TASK BRIEF. The listing below should be written out exactly; please include all of it.

--- --- ---

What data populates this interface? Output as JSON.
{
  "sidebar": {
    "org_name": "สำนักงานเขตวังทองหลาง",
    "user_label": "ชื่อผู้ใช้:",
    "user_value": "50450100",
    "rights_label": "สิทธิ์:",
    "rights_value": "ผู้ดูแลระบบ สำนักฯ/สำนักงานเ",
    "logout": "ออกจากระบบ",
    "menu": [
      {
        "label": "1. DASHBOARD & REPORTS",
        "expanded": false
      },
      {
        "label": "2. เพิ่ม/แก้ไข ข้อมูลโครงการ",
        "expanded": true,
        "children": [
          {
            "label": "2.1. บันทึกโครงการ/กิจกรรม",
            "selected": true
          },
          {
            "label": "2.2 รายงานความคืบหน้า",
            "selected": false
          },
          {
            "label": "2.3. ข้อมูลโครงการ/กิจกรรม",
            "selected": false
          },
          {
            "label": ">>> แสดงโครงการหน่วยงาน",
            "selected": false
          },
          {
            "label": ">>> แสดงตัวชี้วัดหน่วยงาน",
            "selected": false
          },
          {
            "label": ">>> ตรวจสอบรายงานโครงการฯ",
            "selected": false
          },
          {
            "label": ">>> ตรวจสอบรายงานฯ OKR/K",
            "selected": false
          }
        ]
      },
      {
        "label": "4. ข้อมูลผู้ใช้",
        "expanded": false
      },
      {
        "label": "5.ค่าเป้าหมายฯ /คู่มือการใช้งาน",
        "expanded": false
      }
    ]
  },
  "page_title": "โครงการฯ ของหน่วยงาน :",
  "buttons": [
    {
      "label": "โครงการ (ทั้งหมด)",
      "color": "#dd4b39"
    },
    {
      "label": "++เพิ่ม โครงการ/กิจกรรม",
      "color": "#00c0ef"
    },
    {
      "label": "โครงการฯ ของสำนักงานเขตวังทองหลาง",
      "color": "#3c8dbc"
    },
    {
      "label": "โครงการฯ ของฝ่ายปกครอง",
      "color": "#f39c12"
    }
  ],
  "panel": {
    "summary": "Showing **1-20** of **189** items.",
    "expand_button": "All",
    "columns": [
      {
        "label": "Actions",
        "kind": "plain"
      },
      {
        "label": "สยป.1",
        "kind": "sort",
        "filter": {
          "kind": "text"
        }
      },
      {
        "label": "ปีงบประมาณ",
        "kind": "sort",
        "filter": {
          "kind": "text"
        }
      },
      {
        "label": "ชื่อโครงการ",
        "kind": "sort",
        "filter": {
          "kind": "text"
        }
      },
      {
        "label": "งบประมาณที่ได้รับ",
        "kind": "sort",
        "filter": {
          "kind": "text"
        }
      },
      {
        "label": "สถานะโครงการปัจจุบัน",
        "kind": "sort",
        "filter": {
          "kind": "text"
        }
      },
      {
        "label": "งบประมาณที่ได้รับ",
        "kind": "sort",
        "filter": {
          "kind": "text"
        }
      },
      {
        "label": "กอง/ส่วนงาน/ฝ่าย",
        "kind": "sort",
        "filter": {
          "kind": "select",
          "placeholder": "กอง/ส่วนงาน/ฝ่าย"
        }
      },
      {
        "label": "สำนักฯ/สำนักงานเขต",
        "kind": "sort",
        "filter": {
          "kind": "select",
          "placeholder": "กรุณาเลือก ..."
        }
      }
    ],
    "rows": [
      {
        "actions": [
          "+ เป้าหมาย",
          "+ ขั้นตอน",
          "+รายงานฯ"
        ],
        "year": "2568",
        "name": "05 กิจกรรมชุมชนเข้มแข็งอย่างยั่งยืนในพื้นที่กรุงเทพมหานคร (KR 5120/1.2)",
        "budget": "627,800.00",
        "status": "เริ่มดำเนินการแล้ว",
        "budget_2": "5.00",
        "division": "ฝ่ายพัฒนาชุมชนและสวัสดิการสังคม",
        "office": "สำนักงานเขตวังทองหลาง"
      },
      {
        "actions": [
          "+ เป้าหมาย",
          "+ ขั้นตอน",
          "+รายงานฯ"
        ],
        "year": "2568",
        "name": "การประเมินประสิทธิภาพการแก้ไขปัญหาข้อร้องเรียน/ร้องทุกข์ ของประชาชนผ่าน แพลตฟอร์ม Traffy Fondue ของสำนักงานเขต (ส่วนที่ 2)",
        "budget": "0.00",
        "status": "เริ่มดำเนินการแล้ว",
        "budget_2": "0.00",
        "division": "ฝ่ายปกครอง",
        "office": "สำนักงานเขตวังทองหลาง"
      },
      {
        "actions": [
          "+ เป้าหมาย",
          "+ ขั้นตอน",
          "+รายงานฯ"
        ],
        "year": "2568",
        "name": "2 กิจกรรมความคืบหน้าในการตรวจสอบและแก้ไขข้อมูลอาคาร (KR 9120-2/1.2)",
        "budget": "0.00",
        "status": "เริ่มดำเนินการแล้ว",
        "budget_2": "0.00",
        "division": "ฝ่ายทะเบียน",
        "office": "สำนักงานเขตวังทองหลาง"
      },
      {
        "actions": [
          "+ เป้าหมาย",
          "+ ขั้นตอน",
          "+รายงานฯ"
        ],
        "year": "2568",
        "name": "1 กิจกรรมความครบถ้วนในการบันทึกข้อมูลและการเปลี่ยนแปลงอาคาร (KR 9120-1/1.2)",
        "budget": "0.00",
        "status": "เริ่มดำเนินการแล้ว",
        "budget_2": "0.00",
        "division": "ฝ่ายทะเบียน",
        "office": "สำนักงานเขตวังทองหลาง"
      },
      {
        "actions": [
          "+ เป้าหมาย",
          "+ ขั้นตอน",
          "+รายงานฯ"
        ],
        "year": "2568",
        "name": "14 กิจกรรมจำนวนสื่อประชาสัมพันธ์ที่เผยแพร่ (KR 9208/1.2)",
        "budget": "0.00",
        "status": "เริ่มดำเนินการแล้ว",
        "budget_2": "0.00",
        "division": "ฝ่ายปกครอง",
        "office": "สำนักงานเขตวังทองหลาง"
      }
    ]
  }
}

--- --- ---

THE OUTPUT.
What data populates this interface? Output as JSON.
{
  "sidebar": {
    "org_name": "สำนักงานเขตวังทองหลาง",
    "user_label": "ชื่อผู้ใช้:",
    "user_value": "50450100",
    "rights_label": "สิทธิ์:",
    "rights_value": "ผู้ดูแลระบบ สำนักฯ/สำนักงานเ",
    "logout": "ออกจากระบบ",
    "menu": [
      {
        "label": "1. DASHBOARD & REPORTS",
        "expanded": false
      },
      {
        "label": "2. เพิ่ม/แก้ไข ข้อมูลโครงการ",
        "expanded": true,
        "children": [
          {
            "label": "2.1. บันทึกโครงการ/กิจกรรม",
            "selected": true
          },
          {
            "label": "2.2 รายงานความคืบหน้า",
            "selected": false
          },
          {
            "label": "2.3. ข้อมูลโครงการ/กิจกรรม",
            "selected": false
          },
          {
            "label": ">>> แสดงโครงการหน่วยงาน",
            "selected": false
          },
          {
            "label": ">>> แสดงตัวชี้วัดหน่วยงาน",
            "selected": false
          },
          {
            "label": ">>> ตรวจสอบรายงานโครงการฯ",
            "selected": false
          },
          {
            "label": ">>> ตรวจสอบรายงานฯ OKR/K",
            "selected": false
          }
        ]
      },
      {
        "label": "4. ข้อมูลผู้ใช้",
        "expanded": false
      },
      {
        "label": "5.ค่าเป้าหมายฯ /คู่มือการใช้งาน",
        "expanded": false
      }
    ]
  },
  "page_title": "โครงการฯ ของหน่วยงาน :",
  "buttons": [
    {
      "label": "โครงการ (ทั้งหมด)",
      "color": "#dd4b39"
    },
    {
      "label": "++เพิ่ม โครงการ/กิจกรรม",
      "color": "#00c0ef"
    },
    {
      "label": "โครงการฯ ของสำนักงานเขตวังทองหลาง",
      "color": "#3c8dbc"
    },
    {
      "label": "โครงการฯ ของฝ่ายปกครอง",
      "color": "#f39c12"
    }
  ],
  "panel": {
    "summary": "Showing **1-20** of **189** items.",
    "expand_button": "All",
    "columns": [
      {
        "label": "Actions",
        "kind": "plain"
      },
      {
        "label": "สยป.1",
        "kind": "sort",
        "filter": {
          "kind": "text"
        }
      },
      {
        "label": "ปีงบประมาณ",
        "kind": "sort",
        "filter": {
          "kind": "text"
        }
      },
      {
        "label": "ชื่อโครงการ",
        "kind": "sort",
        "filter": {
          "kind": "text"
        }
      },
      {
        "label": "งบประมาณที่ได้รับ",
        "kind": "sort",
        "filter": {
          "kind": "text"
        }
      },
      {
        "label": "สถานะโครงการปัจจุบัน",
        "kind": "sort",
        "filter": {
          "kind": "text"
        }
      },
      {
        "label": "งบประมาณที่ได้รับ",
        "kind": "sort",
        "filter": {
          "kind": "text"
        }
      },
      {
        "label": "กอง/ส่วนงาน/ฝ่าย",
        "kind": "sort",
        "filter": {
          "kind": "select",
          "placeholder": "กอง/ส่วนงาน/ฝ่าย"
        }
      },
      {
        "label": "สำนักฯ/สำนักงานเขต",
        "kind": "sort",
        "filter": {
          "kind": "select",
          "placeholder": "กรุณาเลือก ..."
        }
      }
    ],
    "rows": [
      {
        "actions": [
          "+ เป้าหมาย",
          "+ ขั้นตอน",
          "+รายงานฯ"
        ],
        "year": "2568",
        "name": "05 กิจกรรมชุมชนเข้มแข็งอย่างยั่งยืนในพื้นที่กรุงเทพมหานคร (KR 5120/1.2)",
        "budget": "627,800.00",
        "status": "เริ่มดำเนินการแล้ว",
        "budget_2": "5.00",
        "division": "ฝ่ายพัฒนาชุมชนและสวัสดิการสังคม",
        "office": "สำนักงานเขตวังทองหลาง"
      },
      {
        "actions": [
          "+ เป้าหมาย",
          "+ ขั้นตอน",
          "+รายงานฯ"
        ],
        "year": "2568",
        "name": "การประเมินประสิทธิภาพการแก้ไขปัญหาข้อร้องเรียน/ร้องทุกข์ ของประชาชนผ่าน แพลตฟอร์ม Traffy Fondue ของสำนักงานเขต (ส่วนที่ 2)",
        "budget": "0.00",
        "status": "เริ่มดำเนินการแล้ว",
        "budget_2": "0.00",
        "division": "ฝ่ายปกครอง",
        "office": "สำนักงานเขตวังทองหลาง"
      },
      {
        "actions": [
          "+ เป้าหมาย",
          "+ ขั้นตอน",
          "+รายงานฯ"
        ],
        "year": "2568",
        "name": "2 กิจกรรมความคืบหน้าในการตรวจสอบและแก้ไขข้อมูลอาคาร (KR 9120-2/1.2)",
        "budget": "0.00",
        "status": "เริ่มดำเนินการแล้ว",
        "budget_2": "0.00",
        "division": "ฝ่ายทะเบียน",
        "office": "สำนักงานเขตวังทองหลาง"
      },
      {
        "actions": [
          "+ เป้าหมาย",
          "+ ขั้นตอน",
          "+รายงานฯ"
        ],
        "year": "2568",
        "name": "1 กิจกรรมความครบถ้วนในการบันทึกข้อมูลและการเปลี่ยนแปลงอาคาร (KR 9120-1/1.2)",
        "budget": "0.00",
        "status": "เริ่มดำเนินการแล้ว",
        "budget_2": "0.00",
        "division": "ฝ่ายทะเบียน",
        "office": "สำนักงานเขตวังทองหลาง"
      },
      {
        "actions": [
          "+ เป้าหมาย",
          "+ ขั้นตอน",
          "+รายงานฯ"
        ],
        "year": "2568",
        "name": "14 กิจกรรมจำนวนสื่อประชาสัมพันธ์ที่เผยแพร่ (KR 9208/1.2)",
        "budget": "0.00",
        "status": "เริ่มดำเนินการแล้ว",
        "budget_2": "0.00",
        "division": "ฝ่ายปกครอง",
        "office": "สำนักงานเขตวังทองหลาง"
      }
    ]
  }
}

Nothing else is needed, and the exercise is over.